Data excerpts
-----

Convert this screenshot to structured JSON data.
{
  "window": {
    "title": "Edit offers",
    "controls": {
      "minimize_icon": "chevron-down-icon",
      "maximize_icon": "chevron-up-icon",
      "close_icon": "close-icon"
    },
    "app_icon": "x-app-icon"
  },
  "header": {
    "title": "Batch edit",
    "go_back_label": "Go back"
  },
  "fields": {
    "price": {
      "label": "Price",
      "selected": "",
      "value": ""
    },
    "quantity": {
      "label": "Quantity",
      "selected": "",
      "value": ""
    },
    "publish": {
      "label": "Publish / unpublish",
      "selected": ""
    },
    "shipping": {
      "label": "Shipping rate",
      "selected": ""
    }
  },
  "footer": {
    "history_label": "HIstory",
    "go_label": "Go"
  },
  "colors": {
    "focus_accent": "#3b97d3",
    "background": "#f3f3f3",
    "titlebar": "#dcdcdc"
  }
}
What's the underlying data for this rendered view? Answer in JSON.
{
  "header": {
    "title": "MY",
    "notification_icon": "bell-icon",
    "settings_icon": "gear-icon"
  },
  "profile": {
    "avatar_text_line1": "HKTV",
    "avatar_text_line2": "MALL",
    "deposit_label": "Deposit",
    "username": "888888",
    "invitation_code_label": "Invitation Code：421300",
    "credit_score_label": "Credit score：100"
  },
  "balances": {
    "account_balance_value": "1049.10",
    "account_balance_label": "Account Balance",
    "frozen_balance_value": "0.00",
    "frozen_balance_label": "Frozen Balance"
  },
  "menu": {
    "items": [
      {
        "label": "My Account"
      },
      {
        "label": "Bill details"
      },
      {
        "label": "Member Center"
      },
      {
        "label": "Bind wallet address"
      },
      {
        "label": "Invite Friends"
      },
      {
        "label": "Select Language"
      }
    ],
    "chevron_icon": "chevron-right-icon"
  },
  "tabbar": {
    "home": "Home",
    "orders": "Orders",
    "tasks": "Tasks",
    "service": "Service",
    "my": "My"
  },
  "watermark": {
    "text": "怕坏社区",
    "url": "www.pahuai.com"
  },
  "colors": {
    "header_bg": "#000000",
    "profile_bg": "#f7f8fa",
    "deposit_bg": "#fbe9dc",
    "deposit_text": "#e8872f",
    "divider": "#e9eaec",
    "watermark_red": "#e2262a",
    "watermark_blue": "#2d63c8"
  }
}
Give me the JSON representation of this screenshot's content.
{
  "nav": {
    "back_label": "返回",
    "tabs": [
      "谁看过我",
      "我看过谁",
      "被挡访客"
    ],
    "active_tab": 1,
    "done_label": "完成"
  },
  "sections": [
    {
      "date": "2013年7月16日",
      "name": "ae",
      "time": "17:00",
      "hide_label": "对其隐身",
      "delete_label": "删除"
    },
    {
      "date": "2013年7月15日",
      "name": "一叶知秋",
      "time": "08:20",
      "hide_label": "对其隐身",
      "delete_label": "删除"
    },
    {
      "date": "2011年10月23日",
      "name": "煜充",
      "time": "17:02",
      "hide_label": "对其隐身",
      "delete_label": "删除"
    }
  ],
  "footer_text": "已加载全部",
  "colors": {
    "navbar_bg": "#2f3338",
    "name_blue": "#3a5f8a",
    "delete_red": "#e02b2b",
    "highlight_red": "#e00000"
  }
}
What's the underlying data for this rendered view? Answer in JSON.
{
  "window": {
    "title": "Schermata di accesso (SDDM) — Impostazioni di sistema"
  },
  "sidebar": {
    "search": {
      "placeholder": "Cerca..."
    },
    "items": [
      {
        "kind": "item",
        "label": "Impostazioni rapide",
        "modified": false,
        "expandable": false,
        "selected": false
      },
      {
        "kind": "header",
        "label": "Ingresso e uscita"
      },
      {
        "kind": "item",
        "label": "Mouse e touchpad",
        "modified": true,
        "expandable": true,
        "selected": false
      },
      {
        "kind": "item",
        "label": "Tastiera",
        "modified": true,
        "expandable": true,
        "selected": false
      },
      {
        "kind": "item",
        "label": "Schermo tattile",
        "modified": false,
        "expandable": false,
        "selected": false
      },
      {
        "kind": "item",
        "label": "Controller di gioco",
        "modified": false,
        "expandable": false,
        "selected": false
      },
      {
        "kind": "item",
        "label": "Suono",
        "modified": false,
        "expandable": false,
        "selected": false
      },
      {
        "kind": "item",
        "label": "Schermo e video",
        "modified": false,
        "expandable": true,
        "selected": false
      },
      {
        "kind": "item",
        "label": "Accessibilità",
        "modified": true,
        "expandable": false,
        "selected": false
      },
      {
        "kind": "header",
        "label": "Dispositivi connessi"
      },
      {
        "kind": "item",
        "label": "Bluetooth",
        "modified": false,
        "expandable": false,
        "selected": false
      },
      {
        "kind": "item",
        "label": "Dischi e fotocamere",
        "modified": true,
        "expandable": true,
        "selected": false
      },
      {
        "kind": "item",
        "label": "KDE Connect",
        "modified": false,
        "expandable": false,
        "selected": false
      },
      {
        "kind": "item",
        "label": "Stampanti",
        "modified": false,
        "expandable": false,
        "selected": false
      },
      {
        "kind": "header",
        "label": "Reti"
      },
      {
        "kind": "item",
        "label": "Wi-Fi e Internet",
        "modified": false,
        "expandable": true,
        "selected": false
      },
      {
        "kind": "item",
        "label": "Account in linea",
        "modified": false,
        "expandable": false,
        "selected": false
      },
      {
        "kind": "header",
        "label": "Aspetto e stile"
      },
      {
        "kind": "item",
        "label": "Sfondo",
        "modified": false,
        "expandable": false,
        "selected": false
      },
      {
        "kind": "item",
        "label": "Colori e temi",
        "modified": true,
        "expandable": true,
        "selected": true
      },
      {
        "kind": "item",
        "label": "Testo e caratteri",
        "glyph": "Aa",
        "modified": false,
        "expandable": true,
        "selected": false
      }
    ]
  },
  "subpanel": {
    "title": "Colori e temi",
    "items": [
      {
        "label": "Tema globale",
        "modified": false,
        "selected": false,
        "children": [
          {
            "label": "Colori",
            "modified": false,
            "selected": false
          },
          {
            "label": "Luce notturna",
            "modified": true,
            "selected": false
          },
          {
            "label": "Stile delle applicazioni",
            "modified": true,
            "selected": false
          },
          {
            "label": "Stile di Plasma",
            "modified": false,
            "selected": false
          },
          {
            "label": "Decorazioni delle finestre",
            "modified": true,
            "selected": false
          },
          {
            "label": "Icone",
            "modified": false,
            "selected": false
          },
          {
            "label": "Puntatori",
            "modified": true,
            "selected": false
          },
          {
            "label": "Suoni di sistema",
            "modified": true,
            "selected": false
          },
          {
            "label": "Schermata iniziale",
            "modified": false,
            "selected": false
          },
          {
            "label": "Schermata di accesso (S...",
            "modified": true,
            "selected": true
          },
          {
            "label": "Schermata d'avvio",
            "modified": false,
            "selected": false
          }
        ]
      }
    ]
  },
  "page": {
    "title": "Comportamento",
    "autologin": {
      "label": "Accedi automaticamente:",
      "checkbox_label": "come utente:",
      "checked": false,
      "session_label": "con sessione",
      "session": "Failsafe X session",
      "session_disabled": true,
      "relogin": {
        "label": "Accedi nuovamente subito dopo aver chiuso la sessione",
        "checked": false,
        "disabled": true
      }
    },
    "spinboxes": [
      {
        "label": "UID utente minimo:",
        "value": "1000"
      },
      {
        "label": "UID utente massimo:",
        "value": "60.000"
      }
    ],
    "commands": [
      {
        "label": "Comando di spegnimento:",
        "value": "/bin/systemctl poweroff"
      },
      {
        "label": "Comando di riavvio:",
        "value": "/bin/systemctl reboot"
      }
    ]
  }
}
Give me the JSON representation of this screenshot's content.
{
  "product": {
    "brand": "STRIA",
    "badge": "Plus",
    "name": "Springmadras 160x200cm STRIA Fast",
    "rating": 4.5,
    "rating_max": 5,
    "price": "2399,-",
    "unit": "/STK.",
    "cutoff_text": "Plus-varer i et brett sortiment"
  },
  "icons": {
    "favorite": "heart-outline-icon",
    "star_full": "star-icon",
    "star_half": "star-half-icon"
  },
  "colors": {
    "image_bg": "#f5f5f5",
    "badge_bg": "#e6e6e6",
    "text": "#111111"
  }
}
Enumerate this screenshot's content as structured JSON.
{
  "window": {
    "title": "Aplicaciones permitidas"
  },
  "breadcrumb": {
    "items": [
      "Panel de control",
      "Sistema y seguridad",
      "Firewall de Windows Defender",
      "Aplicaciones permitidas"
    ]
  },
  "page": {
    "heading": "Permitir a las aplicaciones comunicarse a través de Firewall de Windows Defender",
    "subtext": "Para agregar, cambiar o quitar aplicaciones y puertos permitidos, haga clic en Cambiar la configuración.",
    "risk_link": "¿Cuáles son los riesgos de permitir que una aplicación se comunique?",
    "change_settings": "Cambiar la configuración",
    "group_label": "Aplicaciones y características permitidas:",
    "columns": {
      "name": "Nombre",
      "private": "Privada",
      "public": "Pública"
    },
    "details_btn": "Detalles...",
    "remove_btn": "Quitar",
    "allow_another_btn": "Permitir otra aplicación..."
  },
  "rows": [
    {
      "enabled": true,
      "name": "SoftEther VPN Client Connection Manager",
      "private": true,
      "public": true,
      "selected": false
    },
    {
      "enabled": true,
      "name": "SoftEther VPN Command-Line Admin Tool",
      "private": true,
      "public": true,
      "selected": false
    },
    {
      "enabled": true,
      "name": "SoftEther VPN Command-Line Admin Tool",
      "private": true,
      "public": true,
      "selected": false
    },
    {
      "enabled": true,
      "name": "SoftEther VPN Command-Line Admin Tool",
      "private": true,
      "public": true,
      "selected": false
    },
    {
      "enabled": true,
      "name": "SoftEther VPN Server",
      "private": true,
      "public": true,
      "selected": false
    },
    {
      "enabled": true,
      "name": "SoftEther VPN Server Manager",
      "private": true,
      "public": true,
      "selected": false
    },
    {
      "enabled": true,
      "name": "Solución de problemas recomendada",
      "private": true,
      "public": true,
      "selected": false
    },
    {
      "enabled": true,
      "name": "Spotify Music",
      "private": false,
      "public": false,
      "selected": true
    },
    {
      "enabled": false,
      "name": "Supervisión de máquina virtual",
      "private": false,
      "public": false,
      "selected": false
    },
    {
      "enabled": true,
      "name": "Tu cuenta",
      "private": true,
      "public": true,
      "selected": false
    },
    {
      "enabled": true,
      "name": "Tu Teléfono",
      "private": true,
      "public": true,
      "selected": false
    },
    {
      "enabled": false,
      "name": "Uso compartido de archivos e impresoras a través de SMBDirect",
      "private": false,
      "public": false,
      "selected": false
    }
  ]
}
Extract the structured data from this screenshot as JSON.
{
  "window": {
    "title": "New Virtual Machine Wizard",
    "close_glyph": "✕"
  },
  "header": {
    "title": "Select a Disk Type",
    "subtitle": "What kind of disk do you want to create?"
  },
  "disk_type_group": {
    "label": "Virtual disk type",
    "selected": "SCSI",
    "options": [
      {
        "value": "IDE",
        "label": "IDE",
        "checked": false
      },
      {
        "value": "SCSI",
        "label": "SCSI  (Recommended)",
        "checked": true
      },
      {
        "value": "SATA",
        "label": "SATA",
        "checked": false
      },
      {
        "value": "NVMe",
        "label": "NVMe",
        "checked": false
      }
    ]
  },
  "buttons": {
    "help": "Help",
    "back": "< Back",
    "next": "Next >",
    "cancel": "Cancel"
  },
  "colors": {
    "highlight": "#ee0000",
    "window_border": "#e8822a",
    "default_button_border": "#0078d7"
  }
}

-----

What to do
Give the lines from the one containing "Extract the structured" through the end of the entries again, exactly as written and with no other lines.

Expected answer
Extract the structured data from this screenshot as JSON.
{
  "window": {
    "title": "New Virtual Machine Wizard",
    "close_glyph": "✕"
  },
  "header": {
    "title": "Select a Disk Type",
    "subtitle": "What kind of disk do you want to create?"
  },
  "disk_type_group": {
    "label": "Virtual disk type",
    "selected": "SCSI",
    "options": [
      {
        "value": "IDE",
        "label": "IDE",
        "checked": false
      },
      {
        "value": "SCSI",
        "label": "SCSI  (Recommended)",
        "checked": true
      },
      {
        "value": "SATA",
        "label": "SATA",
        "checked": false
      },
      {
        "value": "NVMe",
        "label": "NVMe",
        "checked": false
      }
    ]
  },
  "buttons": {
    "help": "Help",
    "back": "< Back",
    "next": "Next >",
    "cancel": "Cancel"
  },
  "colors": {
    "highlight": "#ee0000",
    "window_border": "#e8822a",
    "default_button_border": "#0078d7"
  }
}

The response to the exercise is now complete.